Requirement
Write out all lines holding the word "this".

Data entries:

══════════

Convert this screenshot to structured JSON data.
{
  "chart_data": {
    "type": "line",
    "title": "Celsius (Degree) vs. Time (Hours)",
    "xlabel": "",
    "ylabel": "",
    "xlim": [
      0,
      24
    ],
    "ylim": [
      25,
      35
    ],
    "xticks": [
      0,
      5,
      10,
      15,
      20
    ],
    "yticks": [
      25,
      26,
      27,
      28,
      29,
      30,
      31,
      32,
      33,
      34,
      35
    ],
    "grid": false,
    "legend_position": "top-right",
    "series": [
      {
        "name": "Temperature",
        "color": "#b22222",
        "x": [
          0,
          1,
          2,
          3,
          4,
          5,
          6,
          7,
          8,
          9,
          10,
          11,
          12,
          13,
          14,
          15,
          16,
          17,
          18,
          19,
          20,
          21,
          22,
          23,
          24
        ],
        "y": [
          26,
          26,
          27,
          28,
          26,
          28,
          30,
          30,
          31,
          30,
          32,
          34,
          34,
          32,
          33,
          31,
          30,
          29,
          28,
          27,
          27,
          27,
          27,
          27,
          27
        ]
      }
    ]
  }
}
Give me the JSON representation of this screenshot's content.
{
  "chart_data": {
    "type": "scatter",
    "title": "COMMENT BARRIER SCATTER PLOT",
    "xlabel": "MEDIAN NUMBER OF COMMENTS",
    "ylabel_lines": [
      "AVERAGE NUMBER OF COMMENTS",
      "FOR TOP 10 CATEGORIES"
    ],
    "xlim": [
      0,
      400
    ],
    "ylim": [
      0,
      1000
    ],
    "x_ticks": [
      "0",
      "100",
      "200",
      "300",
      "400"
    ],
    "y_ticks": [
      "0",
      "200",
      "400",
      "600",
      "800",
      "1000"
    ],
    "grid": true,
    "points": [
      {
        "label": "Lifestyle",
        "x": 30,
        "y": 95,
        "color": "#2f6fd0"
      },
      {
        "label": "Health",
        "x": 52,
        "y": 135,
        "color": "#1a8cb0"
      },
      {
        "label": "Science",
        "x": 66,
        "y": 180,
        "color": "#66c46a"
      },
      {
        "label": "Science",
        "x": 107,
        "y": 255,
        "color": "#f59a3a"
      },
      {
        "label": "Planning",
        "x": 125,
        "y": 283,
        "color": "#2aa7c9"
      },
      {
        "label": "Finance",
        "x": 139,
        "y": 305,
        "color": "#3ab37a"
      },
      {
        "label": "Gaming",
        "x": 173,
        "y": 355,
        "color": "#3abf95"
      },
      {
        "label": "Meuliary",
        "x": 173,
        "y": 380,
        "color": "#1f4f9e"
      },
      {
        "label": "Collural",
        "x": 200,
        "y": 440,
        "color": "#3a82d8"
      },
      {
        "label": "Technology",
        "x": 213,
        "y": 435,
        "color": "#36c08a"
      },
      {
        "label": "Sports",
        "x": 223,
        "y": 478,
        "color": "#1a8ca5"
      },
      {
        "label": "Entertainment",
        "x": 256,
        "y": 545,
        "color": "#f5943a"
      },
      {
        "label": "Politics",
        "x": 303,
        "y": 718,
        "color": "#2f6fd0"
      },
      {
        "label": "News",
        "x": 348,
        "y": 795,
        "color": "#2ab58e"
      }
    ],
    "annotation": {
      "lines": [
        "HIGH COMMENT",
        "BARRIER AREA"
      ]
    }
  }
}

══════════

Result below
Convert this screenshot to structured JSON data.
Give me the JSON representation of this screenshot's content.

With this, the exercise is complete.